> _A block of data_:
## BEGIN
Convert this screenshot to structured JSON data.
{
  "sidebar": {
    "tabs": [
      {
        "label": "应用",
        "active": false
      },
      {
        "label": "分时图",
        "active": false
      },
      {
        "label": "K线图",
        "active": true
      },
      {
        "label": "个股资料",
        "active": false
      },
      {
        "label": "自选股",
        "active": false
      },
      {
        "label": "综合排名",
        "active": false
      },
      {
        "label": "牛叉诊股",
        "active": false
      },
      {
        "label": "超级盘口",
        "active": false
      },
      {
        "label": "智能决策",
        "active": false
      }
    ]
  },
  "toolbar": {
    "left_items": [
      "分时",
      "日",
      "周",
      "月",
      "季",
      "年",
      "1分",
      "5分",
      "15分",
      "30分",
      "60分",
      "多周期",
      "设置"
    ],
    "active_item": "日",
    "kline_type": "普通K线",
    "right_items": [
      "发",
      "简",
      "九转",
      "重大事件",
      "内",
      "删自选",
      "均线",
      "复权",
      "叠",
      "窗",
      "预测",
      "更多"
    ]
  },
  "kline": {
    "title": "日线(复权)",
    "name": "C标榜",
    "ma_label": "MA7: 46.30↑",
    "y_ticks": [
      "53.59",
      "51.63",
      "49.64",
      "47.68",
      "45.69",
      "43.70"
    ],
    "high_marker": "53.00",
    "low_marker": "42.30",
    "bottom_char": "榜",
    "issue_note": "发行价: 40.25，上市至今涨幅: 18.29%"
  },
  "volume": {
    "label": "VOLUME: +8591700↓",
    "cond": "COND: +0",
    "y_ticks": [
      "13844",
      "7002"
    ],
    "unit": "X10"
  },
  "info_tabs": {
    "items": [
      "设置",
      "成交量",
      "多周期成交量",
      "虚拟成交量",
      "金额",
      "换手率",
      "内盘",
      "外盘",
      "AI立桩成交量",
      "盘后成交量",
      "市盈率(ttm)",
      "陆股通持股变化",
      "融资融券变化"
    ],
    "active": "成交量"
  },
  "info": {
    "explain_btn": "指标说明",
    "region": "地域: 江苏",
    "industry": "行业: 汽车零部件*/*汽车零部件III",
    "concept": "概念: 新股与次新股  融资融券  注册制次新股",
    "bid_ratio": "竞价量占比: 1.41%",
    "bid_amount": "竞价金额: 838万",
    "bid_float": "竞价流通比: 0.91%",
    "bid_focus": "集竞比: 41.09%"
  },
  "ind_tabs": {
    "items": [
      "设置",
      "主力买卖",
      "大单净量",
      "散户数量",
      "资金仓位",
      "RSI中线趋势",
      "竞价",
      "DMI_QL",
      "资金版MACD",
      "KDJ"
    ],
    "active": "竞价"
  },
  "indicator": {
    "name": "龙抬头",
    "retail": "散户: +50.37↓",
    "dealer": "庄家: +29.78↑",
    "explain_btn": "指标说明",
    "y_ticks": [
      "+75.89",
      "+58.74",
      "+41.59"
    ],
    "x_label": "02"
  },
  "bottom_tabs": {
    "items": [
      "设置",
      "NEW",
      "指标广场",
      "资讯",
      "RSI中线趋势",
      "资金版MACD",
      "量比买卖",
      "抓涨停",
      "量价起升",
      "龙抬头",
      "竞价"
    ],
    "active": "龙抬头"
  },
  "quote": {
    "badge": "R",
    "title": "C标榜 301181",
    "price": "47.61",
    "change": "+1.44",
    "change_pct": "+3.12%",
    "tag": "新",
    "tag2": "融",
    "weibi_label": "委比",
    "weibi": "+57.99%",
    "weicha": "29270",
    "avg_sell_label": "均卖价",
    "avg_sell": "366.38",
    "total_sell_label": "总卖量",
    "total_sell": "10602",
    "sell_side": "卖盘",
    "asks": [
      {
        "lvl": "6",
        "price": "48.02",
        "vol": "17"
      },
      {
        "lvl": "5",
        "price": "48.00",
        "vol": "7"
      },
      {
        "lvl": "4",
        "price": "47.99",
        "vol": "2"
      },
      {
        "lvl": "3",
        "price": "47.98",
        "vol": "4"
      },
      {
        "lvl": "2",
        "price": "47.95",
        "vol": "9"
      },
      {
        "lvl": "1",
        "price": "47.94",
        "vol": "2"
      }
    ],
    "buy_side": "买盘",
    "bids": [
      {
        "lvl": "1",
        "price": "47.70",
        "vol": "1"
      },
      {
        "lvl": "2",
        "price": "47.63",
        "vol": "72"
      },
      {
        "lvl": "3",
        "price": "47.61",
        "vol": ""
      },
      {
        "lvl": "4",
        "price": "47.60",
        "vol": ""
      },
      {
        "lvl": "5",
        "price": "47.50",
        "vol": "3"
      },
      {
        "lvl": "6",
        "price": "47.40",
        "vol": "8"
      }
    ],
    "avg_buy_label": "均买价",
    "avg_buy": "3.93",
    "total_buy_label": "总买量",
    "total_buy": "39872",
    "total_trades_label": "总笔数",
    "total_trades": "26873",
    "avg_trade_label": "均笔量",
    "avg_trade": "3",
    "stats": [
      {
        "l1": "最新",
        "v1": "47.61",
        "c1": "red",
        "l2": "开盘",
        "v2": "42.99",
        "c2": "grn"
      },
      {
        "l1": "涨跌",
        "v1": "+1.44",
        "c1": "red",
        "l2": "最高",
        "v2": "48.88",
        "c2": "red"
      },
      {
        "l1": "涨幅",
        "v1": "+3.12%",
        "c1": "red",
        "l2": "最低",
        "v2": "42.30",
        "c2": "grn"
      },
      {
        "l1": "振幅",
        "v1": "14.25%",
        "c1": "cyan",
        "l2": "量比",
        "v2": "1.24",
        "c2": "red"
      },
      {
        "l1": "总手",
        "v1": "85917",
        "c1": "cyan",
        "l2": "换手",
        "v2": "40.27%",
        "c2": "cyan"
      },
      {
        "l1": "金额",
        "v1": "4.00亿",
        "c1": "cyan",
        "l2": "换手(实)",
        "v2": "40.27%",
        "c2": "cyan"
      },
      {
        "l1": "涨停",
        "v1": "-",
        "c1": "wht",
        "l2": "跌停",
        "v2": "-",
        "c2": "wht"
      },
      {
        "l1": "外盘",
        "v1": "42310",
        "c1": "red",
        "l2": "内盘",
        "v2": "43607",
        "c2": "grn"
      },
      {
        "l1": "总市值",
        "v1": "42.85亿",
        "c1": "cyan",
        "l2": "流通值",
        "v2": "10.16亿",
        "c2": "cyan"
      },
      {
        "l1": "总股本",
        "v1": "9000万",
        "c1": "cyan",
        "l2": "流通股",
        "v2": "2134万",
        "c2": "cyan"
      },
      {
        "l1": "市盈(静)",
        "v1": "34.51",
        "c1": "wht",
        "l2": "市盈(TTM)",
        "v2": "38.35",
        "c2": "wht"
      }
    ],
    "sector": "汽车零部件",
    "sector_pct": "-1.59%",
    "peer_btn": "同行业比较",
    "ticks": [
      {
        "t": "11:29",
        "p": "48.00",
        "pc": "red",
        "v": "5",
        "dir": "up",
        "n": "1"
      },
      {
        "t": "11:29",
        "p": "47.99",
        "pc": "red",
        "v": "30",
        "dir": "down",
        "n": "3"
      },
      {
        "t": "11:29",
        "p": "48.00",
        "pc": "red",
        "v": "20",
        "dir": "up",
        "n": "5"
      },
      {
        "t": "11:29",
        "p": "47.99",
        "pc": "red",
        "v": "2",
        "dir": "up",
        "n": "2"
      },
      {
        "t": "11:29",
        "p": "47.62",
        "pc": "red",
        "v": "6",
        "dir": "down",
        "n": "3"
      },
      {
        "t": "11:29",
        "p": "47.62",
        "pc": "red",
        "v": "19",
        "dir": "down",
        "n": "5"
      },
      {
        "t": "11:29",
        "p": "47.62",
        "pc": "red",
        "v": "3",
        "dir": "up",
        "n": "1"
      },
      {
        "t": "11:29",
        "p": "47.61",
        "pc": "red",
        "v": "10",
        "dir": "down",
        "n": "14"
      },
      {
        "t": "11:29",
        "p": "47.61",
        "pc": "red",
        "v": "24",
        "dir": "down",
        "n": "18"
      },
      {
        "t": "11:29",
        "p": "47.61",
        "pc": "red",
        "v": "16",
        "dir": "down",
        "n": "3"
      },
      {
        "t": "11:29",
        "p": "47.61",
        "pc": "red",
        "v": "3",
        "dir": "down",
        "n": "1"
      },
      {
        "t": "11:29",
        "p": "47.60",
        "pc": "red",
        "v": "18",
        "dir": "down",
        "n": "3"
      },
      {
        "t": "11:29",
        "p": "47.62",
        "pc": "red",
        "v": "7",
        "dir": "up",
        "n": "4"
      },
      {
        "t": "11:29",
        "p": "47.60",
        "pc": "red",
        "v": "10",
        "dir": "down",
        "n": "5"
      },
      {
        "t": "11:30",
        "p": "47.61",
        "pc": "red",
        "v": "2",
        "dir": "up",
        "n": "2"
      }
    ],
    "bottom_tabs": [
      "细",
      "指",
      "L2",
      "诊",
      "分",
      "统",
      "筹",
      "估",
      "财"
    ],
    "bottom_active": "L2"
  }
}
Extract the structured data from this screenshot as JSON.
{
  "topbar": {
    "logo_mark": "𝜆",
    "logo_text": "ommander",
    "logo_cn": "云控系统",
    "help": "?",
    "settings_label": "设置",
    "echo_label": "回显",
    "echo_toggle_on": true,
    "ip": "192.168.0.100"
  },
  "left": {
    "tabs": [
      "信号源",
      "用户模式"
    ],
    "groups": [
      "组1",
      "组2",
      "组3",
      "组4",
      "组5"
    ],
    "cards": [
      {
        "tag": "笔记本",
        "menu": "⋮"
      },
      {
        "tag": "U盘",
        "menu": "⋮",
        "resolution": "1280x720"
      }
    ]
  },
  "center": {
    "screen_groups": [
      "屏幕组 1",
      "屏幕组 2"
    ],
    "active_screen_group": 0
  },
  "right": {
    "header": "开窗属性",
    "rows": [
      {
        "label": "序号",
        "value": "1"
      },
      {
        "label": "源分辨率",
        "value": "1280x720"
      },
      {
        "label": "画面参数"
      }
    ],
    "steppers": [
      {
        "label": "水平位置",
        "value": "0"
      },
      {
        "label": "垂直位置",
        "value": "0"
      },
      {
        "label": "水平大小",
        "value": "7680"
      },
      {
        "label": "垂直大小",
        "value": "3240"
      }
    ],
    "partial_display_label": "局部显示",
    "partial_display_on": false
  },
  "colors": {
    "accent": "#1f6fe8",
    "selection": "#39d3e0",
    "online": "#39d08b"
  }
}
## END
> _Stated goal_:
Extract, exactly, the lines above that begin at the line containing "Extract the structured" and end at the final line of the records; add no other text.

> _Answer in full_:
Extract the structured data from this screenshot as JSON.
{
  "topbar": {
    "logo_mark": "𝜆",
    "logo_text": "ommander",
    "logo_cn": "云控系统",
    "help": "?",
    "settings_label": "设置",
    "echo_label": "回显",
    "echo_toggle_on": true,
    "ip": "192.168.0.100"
  },
  "left": {
    "tabs": [
      "信号源",
      "用户模式"
    ],
    "groups": [
      "组1",
      "组2",
      "组3",
      "组4",
      "组5"
    ],
    "cards": [
      {
        "tag": "笔记本",
        "menu": "⋮"
      },
      {
        "tag": "U盘",
        "menu": "⋮",
        "resolution": "1280x720"
      }
    ]
  },
  "center": {
    "screen_groups": [
      "屏幕组 1",
      "屏幕组 2"
    ],
    "active_screen_group": 0
  },
  "right": {
    "header": "开窗属性",
    "rows": [
      {
        "label": "序号",
        "value": "1"
      },
      {
        "label": "源分辨率",
        "value": "1280x720"
      },
      {
        "label": "画面参数"
      }
    ],
    "steppers": [
      {
        "label": "水平位置",
        "value": "0"
      },
      {
        "label": "垂直位置",
        "value": "0"
      },
      {
        "label": "水平大小",
        "value": "7680"
      },
      {
        "label": "垂直大小",
        "value": "3240"
      }
    ],
    "partial_display_label": "局部显示",
    "partial_display_on": false
  },
  "colors": {
    "accent": "#1f6fe8",
    "selection": "#39d3e0",
    "online": "#39d08b"
  }
}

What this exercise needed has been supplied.